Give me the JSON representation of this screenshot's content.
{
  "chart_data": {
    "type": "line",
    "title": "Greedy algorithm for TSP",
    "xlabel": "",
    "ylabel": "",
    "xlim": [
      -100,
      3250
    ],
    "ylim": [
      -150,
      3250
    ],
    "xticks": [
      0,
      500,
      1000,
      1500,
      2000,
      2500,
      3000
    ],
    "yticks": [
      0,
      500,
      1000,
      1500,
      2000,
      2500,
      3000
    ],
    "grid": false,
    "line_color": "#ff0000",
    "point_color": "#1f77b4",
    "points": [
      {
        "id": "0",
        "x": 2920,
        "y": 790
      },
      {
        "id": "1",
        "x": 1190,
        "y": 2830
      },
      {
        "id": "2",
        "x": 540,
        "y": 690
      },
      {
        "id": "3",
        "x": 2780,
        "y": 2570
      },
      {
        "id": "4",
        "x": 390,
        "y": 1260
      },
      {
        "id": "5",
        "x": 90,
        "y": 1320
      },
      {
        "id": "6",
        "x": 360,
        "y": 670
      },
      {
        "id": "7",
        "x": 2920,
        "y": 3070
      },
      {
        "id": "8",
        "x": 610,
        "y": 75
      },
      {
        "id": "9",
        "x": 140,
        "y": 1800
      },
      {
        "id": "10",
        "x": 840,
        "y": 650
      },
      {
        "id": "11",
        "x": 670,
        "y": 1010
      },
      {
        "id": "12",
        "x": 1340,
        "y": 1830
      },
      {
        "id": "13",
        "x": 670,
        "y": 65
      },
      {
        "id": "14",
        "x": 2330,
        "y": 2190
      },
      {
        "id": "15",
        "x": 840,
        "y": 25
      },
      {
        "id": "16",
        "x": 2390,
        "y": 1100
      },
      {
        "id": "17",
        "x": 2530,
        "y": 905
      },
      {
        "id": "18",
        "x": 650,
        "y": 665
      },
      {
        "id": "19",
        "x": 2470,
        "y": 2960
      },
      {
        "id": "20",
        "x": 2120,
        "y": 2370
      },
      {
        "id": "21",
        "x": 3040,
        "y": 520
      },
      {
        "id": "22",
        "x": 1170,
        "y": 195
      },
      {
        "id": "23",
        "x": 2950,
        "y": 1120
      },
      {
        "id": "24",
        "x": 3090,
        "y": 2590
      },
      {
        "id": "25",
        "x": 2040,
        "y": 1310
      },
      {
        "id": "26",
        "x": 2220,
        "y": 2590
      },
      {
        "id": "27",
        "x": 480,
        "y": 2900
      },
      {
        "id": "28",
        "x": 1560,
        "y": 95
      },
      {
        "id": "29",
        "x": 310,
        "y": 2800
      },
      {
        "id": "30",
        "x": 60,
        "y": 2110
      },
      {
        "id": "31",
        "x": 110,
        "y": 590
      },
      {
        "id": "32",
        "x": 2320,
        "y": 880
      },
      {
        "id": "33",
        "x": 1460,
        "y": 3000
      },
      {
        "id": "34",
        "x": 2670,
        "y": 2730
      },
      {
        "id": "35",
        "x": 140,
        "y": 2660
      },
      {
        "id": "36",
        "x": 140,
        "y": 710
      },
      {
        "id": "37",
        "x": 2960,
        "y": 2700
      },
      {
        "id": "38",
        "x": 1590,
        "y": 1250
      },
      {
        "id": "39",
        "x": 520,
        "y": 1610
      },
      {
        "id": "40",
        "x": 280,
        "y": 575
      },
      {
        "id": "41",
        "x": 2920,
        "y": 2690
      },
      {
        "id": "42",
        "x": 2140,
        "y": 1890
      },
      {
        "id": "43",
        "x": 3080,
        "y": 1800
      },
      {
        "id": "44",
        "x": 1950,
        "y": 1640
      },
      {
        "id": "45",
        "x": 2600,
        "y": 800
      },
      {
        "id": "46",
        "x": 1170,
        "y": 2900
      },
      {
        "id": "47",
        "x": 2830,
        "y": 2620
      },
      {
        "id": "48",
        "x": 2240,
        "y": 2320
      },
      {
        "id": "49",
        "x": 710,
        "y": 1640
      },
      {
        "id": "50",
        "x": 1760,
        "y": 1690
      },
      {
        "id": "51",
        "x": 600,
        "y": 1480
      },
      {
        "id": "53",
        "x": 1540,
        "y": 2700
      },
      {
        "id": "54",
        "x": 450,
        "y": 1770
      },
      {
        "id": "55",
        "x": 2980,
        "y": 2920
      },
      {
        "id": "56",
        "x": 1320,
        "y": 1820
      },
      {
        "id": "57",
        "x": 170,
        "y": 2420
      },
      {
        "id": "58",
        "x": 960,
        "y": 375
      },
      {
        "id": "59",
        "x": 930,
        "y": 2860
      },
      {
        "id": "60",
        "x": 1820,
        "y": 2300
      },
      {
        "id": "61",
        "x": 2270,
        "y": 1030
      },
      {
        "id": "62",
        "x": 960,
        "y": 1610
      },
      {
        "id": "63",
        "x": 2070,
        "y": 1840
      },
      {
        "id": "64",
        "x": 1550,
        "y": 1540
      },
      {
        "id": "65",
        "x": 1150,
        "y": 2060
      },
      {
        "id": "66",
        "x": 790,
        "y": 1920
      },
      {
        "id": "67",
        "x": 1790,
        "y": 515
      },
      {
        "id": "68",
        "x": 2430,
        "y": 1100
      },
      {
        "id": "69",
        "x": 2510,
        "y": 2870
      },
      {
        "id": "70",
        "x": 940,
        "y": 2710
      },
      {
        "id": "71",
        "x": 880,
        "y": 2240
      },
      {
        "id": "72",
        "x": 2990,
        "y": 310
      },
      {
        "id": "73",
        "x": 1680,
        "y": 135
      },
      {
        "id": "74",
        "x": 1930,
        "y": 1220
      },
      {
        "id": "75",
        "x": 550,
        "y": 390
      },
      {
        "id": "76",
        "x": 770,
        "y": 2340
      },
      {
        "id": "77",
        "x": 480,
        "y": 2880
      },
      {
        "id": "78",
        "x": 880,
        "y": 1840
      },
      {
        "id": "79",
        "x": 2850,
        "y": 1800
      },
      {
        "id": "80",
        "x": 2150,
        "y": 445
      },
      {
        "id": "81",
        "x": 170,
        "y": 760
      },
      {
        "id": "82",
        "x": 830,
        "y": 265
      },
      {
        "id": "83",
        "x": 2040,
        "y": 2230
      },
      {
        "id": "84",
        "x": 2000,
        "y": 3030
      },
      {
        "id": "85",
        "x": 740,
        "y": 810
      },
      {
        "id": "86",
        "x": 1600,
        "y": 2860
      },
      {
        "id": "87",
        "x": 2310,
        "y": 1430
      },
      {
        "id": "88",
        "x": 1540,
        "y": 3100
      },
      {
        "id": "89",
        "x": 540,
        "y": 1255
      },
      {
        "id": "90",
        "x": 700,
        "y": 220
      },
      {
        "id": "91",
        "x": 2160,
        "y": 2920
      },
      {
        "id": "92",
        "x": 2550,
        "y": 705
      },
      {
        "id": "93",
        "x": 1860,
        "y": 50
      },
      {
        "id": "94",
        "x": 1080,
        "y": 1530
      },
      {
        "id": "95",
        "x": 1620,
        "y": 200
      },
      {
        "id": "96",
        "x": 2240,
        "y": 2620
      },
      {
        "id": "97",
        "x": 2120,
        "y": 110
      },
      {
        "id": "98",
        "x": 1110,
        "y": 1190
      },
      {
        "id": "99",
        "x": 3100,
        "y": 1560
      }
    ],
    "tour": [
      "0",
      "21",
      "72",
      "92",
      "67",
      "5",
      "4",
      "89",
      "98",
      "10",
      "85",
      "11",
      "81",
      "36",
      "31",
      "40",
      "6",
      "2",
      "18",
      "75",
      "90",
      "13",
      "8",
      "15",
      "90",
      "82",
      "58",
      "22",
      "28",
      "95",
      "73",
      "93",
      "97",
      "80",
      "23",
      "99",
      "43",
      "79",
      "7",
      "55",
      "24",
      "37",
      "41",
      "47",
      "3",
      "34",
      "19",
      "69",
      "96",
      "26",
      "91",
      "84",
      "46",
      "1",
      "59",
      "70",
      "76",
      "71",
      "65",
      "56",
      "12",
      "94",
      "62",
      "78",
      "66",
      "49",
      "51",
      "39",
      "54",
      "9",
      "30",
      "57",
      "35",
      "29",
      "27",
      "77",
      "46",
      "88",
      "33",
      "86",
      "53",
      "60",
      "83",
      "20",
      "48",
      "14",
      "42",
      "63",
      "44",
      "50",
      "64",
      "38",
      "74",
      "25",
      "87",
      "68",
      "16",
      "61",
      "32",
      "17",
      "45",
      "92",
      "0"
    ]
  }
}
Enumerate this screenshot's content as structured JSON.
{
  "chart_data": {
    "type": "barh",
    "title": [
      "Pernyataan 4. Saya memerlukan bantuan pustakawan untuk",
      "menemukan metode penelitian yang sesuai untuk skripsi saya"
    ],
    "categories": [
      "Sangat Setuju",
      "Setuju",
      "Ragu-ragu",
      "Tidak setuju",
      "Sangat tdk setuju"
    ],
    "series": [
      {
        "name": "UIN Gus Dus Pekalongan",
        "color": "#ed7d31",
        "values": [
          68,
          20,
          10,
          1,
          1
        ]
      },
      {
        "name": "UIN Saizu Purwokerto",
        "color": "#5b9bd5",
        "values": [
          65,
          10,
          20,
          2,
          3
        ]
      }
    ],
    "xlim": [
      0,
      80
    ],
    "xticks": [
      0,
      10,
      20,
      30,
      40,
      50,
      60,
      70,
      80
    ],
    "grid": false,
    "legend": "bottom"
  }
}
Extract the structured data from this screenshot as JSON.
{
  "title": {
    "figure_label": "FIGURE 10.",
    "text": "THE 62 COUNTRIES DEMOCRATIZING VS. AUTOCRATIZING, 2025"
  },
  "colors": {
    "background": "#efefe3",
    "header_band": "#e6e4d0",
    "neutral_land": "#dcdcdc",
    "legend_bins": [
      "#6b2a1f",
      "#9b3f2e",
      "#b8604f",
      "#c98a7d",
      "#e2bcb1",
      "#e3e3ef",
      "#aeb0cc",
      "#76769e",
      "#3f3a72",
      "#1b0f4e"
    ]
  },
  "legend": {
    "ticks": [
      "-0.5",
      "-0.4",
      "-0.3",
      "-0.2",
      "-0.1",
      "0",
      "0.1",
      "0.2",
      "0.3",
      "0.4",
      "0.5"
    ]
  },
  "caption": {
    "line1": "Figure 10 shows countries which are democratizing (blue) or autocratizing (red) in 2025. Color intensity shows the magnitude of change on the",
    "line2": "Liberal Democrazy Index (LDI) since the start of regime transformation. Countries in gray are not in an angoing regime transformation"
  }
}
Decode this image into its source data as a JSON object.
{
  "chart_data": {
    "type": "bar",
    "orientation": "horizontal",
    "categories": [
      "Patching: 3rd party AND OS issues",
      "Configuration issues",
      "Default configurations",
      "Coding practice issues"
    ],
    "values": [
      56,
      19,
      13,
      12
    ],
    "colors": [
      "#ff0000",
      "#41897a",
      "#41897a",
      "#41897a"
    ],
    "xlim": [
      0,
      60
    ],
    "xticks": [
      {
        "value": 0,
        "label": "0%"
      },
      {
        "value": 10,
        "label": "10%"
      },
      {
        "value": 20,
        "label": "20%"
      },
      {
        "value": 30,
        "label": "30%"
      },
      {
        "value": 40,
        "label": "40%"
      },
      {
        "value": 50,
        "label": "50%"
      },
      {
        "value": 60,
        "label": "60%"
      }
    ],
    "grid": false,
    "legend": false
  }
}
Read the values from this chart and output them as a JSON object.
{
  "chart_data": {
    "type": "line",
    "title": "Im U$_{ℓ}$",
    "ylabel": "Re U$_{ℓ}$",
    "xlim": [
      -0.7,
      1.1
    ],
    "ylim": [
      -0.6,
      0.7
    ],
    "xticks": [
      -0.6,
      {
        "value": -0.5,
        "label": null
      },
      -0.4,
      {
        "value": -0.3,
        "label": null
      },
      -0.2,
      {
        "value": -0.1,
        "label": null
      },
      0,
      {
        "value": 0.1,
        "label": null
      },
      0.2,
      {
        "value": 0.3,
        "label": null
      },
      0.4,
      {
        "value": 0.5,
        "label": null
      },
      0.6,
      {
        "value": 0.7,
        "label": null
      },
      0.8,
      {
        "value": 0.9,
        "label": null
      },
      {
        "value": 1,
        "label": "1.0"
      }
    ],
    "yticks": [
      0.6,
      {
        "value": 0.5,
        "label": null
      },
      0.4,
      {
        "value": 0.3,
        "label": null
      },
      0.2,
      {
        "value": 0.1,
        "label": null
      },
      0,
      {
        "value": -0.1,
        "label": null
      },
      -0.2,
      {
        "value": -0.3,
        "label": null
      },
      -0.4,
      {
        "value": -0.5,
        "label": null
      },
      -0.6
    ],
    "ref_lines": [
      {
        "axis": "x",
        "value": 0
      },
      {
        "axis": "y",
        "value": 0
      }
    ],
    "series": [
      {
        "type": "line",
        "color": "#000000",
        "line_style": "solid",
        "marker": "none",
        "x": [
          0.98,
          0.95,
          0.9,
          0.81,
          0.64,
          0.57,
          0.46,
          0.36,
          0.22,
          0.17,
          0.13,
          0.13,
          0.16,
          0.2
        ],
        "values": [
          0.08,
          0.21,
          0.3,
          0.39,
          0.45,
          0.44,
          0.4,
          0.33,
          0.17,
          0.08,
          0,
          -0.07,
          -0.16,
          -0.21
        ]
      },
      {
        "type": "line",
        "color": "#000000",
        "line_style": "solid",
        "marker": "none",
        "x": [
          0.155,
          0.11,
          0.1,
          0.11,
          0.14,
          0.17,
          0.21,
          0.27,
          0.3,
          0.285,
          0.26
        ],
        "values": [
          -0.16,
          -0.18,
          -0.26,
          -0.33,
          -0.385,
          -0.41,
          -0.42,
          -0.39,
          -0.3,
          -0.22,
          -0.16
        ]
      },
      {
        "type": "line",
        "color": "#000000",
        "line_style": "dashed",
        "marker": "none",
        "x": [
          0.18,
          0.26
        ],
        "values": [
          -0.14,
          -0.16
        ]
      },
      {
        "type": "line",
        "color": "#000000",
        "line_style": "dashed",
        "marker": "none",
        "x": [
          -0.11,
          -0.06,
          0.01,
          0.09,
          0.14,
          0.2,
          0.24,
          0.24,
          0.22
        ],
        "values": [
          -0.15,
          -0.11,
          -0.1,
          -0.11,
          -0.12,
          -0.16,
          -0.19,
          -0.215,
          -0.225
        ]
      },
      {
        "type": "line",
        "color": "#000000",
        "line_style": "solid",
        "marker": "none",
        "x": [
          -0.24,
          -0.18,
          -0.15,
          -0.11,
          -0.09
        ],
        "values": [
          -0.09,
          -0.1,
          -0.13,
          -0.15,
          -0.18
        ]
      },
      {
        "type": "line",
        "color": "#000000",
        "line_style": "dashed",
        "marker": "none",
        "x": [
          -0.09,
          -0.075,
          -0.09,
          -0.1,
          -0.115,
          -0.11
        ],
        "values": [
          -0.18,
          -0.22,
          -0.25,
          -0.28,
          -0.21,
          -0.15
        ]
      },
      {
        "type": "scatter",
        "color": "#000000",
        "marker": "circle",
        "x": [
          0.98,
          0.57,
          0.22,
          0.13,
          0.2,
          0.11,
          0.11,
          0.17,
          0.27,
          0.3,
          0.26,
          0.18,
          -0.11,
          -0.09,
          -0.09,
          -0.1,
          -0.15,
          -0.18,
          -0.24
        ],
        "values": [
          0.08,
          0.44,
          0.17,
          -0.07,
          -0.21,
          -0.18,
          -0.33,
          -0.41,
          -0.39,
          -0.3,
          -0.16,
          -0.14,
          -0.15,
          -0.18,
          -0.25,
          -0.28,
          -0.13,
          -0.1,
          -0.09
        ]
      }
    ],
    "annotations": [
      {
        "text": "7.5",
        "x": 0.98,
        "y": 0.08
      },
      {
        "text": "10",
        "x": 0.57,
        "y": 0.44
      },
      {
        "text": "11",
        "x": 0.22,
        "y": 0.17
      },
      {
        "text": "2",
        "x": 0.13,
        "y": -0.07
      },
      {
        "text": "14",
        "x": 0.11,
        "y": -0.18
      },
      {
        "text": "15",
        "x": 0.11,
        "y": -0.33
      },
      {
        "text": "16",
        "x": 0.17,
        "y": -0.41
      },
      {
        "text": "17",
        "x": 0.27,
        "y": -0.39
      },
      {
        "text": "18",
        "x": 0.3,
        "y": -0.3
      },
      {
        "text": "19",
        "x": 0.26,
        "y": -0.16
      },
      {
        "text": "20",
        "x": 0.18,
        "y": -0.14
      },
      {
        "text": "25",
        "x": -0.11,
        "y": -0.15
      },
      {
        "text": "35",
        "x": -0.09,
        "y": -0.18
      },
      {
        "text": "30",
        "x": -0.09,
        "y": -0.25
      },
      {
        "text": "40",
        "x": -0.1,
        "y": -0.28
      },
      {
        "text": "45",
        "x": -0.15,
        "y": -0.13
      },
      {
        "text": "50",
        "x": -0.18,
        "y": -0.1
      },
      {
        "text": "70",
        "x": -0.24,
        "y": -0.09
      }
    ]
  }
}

================================

What you need to do: Return each line in the records that holds the string "object".

Exercise answer:
Decode this image into its source data as a JSON object.
Read the values from this chart and output them as a JSON object.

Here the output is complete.